Your instructions:
In the material below, identify each line bearing the word "time". Reproduce those lines.

Record extracts:
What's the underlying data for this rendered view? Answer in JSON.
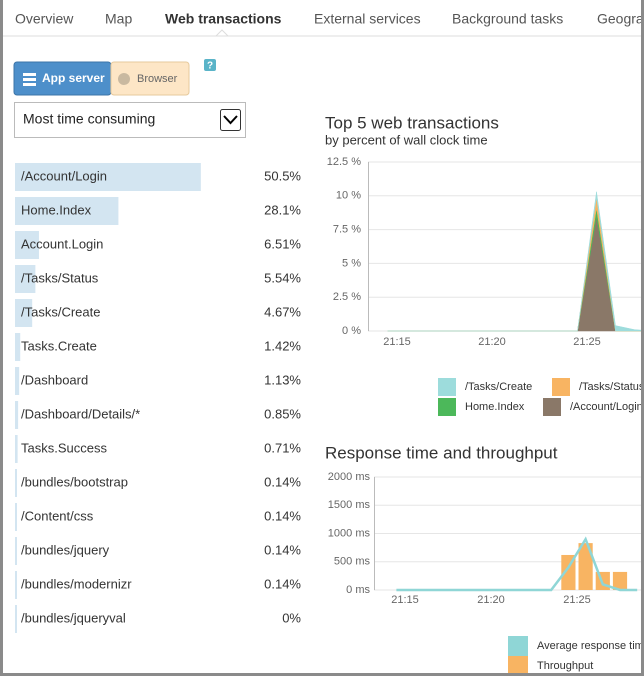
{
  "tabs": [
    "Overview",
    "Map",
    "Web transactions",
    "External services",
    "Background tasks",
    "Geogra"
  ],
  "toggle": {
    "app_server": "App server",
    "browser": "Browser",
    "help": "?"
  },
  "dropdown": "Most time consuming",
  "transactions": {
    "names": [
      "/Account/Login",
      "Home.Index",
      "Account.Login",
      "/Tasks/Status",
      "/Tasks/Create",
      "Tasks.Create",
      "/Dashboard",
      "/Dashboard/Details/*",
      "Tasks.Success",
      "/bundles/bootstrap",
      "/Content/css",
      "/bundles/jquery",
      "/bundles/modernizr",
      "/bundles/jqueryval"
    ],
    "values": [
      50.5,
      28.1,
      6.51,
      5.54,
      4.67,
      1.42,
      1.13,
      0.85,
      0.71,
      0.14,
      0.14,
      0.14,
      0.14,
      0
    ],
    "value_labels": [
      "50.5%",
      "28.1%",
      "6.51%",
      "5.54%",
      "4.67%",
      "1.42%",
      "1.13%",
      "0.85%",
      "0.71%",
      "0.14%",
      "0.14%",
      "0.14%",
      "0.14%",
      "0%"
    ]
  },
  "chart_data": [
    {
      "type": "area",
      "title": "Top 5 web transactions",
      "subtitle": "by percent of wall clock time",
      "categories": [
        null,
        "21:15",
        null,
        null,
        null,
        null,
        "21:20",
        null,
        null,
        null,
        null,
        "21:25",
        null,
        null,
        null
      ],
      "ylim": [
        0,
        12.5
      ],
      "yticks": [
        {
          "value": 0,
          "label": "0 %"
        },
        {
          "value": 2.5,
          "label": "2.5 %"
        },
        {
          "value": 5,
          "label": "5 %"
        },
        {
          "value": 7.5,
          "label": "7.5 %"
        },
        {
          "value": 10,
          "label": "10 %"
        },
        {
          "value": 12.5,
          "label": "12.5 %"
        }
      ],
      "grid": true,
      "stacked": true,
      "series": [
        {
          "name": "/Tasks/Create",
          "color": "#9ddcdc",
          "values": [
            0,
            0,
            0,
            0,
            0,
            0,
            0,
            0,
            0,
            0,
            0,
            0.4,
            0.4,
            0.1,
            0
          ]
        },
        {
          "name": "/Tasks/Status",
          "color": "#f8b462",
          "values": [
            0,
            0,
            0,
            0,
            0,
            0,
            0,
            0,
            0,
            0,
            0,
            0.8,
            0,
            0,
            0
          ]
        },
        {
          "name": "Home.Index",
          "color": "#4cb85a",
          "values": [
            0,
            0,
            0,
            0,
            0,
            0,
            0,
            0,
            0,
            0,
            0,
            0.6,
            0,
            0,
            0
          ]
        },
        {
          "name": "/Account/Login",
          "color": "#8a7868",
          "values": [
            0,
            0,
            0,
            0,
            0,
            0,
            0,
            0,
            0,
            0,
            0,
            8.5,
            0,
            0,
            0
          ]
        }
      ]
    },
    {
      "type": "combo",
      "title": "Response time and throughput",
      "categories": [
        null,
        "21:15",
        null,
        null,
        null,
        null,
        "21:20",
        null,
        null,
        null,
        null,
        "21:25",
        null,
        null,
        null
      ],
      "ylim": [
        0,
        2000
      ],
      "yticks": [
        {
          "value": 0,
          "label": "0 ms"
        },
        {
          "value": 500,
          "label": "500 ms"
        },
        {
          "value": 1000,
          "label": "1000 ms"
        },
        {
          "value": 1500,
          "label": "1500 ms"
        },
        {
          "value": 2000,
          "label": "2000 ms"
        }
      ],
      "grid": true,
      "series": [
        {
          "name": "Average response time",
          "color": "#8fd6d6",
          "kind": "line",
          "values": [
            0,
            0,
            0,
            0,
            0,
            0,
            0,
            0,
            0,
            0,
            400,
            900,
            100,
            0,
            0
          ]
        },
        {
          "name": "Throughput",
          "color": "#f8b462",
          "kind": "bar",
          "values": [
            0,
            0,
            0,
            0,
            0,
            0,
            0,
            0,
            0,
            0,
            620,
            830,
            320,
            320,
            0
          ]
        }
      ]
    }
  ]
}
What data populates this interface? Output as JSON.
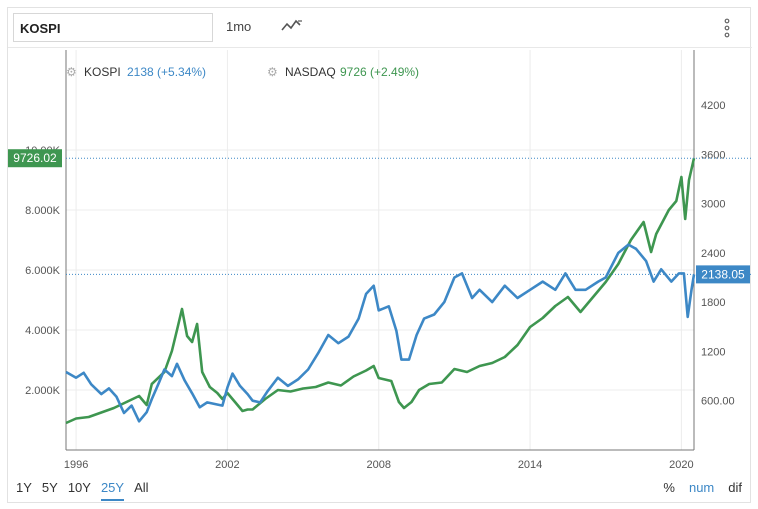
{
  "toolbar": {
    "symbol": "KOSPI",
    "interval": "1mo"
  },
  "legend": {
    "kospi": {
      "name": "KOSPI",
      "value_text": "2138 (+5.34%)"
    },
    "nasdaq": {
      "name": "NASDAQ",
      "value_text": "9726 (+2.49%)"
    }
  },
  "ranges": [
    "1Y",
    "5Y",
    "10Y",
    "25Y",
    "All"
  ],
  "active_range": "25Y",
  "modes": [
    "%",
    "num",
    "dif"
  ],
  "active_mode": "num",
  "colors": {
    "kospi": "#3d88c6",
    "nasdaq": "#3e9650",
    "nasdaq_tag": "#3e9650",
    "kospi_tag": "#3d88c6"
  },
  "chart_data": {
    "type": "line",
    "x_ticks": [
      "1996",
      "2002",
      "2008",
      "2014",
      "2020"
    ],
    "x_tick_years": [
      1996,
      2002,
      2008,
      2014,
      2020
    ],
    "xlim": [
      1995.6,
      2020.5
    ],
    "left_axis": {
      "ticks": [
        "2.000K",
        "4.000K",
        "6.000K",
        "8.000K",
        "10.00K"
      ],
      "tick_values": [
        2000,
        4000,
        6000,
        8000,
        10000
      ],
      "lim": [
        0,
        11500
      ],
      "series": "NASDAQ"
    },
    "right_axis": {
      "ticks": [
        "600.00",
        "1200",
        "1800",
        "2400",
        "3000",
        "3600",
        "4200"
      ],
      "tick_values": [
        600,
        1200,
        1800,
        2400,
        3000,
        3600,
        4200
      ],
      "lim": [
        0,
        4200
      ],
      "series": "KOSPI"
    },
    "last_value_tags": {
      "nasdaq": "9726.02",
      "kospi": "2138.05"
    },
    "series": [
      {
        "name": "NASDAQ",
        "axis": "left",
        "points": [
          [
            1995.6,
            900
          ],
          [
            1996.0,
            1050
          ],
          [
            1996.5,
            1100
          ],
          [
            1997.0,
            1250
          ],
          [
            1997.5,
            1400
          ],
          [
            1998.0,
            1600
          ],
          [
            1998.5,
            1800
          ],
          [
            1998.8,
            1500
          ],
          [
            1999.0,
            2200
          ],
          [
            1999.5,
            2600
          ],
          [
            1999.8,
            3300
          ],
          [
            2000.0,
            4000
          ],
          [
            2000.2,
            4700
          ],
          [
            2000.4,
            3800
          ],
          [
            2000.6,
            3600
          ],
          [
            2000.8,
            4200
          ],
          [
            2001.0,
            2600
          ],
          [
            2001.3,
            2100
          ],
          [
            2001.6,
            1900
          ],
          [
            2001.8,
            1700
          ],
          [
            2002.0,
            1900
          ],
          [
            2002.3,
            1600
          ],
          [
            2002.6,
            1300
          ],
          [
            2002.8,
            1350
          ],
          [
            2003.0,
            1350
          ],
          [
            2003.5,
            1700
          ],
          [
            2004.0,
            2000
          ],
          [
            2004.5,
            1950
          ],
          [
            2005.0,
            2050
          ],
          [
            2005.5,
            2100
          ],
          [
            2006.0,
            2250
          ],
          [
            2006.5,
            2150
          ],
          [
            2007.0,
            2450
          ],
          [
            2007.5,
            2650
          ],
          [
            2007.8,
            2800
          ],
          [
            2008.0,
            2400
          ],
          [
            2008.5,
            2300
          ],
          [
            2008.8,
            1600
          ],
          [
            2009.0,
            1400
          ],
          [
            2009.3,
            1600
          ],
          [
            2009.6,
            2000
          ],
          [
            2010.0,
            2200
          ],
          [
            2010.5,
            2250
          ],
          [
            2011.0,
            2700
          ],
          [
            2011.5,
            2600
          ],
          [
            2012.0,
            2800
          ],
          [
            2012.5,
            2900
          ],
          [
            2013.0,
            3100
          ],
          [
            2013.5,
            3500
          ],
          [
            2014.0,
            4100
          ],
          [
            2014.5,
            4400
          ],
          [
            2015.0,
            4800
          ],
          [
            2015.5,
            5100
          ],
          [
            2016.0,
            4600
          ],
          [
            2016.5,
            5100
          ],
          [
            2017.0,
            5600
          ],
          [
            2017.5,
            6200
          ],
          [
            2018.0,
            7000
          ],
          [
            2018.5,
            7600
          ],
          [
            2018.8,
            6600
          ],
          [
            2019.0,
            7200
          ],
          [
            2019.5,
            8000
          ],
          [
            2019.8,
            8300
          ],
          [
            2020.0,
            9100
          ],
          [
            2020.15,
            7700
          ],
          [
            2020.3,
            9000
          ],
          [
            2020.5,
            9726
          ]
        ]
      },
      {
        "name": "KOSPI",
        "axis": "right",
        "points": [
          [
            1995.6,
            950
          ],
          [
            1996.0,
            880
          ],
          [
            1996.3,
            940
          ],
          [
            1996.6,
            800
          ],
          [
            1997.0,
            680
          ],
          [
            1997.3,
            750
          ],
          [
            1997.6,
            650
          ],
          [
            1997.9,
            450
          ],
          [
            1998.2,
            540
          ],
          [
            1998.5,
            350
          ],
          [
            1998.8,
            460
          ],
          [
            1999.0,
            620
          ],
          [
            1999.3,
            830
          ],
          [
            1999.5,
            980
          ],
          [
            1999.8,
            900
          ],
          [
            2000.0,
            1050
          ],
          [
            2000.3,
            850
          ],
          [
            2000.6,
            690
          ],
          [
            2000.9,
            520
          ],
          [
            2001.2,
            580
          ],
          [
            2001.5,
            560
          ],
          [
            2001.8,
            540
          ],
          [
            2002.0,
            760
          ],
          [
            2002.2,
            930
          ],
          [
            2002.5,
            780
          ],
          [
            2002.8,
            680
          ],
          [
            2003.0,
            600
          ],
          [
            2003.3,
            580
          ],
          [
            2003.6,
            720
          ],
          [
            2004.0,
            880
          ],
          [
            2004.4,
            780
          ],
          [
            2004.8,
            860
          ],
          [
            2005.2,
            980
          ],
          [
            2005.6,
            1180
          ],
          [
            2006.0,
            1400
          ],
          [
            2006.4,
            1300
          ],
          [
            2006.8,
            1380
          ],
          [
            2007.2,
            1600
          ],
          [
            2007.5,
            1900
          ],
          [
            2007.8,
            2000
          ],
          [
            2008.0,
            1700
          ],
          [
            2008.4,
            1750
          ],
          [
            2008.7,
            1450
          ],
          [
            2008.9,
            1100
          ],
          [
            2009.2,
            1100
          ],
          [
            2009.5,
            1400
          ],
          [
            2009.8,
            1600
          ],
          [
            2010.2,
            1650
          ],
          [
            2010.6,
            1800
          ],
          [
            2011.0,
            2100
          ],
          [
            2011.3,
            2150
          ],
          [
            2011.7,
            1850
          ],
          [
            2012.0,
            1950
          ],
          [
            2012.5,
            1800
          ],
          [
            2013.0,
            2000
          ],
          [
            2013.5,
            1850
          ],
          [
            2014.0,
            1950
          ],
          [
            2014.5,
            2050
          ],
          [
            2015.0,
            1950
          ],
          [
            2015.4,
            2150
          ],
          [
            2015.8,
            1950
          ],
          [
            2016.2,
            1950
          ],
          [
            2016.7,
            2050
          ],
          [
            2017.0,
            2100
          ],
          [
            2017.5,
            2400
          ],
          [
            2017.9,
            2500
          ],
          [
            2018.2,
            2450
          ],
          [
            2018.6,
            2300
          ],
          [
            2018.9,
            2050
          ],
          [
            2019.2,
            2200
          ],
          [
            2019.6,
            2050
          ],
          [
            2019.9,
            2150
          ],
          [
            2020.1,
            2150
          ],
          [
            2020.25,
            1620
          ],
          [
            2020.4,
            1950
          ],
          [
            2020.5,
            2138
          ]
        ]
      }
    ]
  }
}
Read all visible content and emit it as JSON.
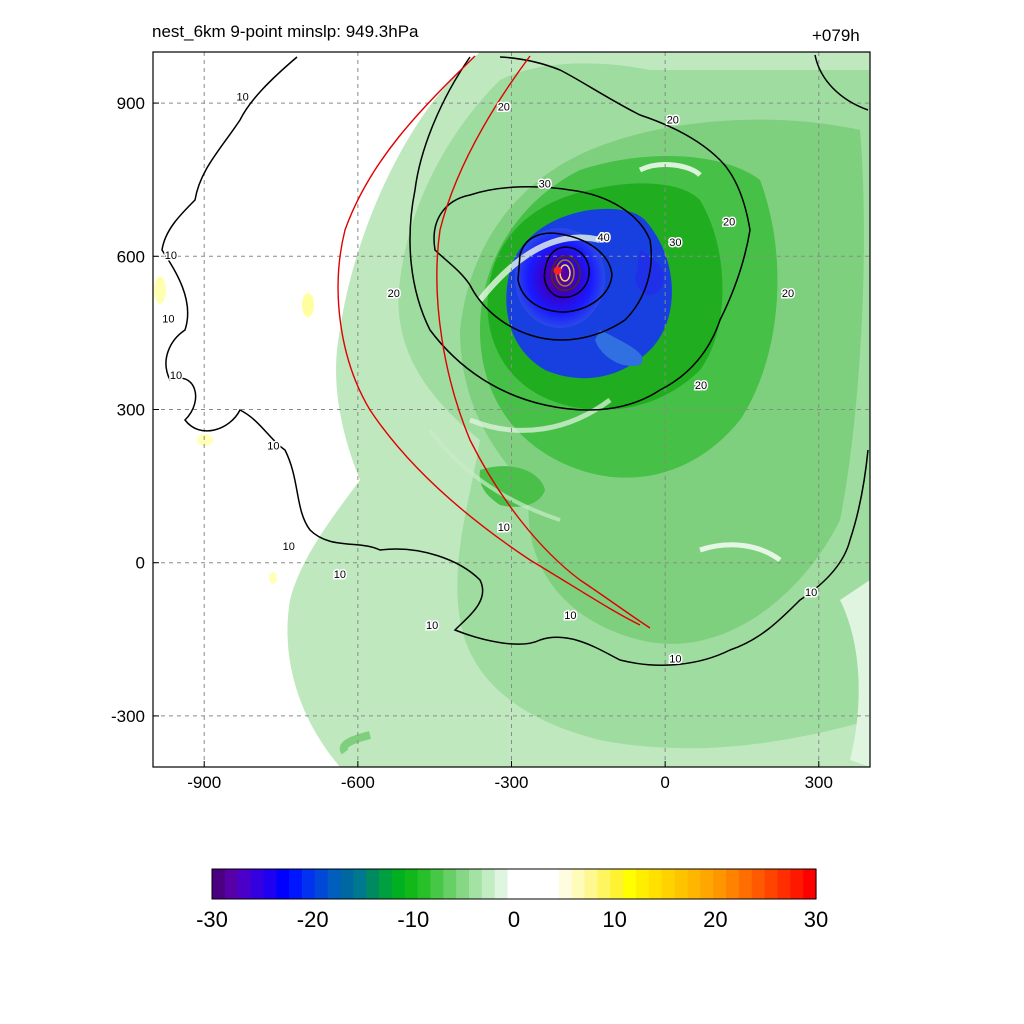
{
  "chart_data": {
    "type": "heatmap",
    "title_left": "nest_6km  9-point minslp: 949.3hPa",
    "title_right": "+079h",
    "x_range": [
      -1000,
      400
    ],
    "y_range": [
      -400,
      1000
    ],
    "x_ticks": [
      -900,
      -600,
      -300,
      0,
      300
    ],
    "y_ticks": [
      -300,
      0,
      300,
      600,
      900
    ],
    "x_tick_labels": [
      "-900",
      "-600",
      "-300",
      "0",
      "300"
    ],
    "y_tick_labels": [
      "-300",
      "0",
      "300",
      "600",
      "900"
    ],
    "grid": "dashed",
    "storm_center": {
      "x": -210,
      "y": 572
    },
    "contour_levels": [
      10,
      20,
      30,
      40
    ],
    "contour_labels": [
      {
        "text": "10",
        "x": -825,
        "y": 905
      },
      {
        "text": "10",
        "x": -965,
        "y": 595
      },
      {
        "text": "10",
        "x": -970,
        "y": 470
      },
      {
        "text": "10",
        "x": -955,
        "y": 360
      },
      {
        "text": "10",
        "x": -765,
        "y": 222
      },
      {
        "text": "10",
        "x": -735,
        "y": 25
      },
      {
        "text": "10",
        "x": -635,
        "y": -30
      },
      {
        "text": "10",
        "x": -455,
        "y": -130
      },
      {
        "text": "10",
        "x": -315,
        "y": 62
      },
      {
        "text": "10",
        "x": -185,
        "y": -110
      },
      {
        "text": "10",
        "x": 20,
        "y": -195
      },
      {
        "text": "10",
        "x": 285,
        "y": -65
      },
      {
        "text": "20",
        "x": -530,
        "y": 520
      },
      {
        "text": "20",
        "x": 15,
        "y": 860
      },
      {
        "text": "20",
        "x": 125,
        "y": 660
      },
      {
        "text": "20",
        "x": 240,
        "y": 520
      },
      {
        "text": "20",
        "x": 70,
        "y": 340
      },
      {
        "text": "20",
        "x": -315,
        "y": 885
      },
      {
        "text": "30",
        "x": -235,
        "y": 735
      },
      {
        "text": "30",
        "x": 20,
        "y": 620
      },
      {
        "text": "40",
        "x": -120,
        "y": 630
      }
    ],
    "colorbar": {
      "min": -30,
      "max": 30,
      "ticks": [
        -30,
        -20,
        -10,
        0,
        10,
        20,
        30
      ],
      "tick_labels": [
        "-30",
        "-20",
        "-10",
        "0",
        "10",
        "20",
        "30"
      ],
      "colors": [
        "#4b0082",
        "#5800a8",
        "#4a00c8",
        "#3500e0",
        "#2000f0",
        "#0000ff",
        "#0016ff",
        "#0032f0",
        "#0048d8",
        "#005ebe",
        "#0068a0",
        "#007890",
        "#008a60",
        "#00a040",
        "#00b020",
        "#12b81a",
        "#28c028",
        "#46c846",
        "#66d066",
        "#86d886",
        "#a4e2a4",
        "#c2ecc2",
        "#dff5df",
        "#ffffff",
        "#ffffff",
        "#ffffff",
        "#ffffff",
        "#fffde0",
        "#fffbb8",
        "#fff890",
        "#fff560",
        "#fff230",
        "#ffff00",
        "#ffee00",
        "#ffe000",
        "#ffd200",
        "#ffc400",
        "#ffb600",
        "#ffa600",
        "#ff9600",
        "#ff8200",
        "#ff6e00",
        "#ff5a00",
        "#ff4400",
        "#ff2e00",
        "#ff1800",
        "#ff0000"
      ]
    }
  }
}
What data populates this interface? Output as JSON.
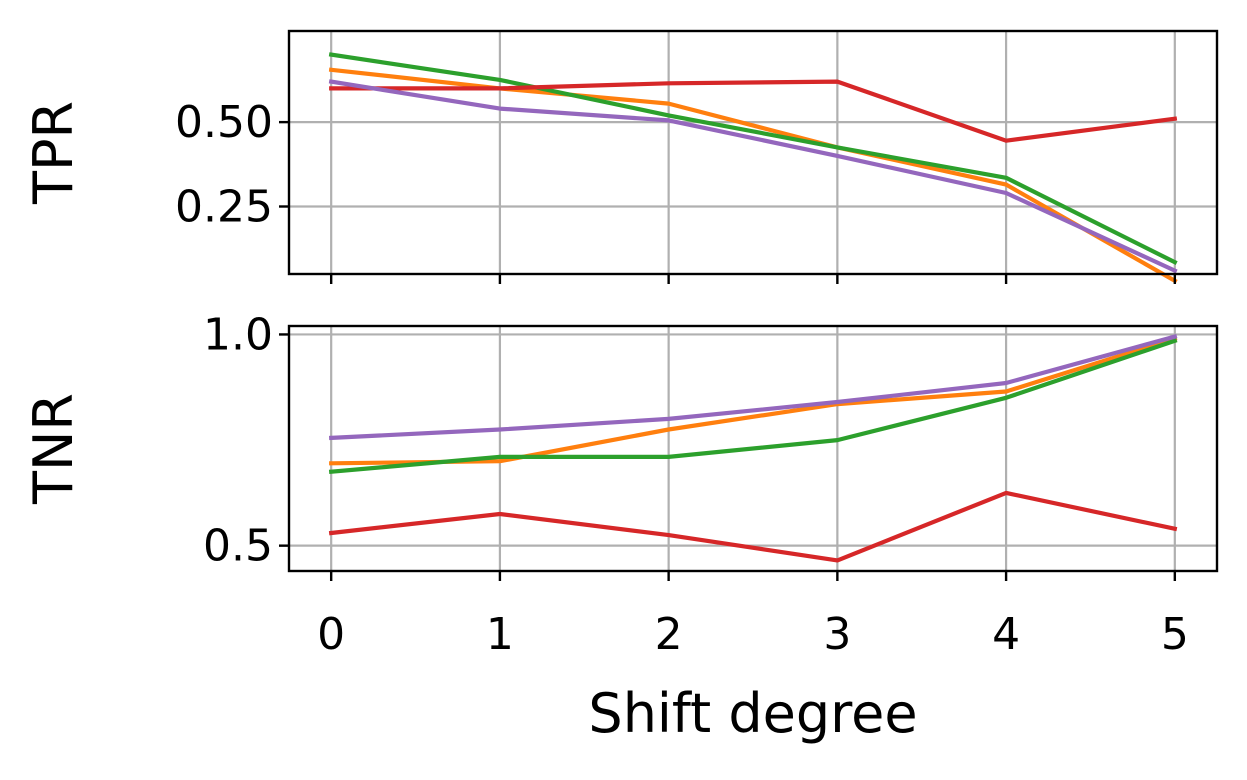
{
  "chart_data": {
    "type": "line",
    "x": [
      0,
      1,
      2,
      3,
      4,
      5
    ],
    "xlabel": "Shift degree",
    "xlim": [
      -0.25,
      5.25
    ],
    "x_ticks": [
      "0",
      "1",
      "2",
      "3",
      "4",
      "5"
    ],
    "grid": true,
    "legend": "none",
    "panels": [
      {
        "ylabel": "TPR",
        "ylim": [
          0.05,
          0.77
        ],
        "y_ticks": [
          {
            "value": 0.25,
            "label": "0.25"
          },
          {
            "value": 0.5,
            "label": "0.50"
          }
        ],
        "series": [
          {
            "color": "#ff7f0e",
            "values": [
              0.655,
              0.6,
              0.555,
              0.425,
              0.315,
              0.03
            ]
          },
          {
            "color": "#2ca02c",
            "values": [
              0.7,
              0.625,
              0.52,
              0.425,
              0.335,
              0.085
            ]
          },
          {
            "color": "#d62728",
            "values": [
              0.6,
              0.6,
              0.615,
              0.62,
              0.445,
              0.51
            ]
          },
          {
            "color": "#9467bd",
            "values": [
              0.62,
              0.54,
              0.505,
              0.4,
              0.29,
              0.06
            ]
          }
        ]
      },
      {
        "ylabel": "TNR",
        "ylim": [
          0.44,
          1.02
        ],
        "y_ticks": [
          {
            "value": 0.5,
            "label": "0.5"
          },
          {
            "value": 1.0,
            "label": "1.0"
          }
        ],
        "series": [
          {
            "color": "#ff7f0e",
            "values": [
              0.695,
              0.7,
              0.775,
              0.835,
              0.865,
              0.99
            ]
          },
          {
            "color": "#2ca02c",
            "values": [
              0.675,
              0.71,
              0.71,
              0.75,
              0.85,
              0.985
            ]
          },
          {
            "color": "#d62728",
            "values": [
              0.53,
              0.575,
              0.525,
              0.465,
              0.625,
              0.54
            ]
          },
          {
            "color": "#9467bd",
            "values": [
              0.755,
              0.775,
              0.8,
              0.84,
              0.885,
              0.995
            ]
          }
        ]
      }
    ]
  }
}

Task output:
  "dropdown": "Most time consuming",
      "subtitle": "by percent of wall clock time",
      "title": "Response time and throughput",
          "name": "Average response time",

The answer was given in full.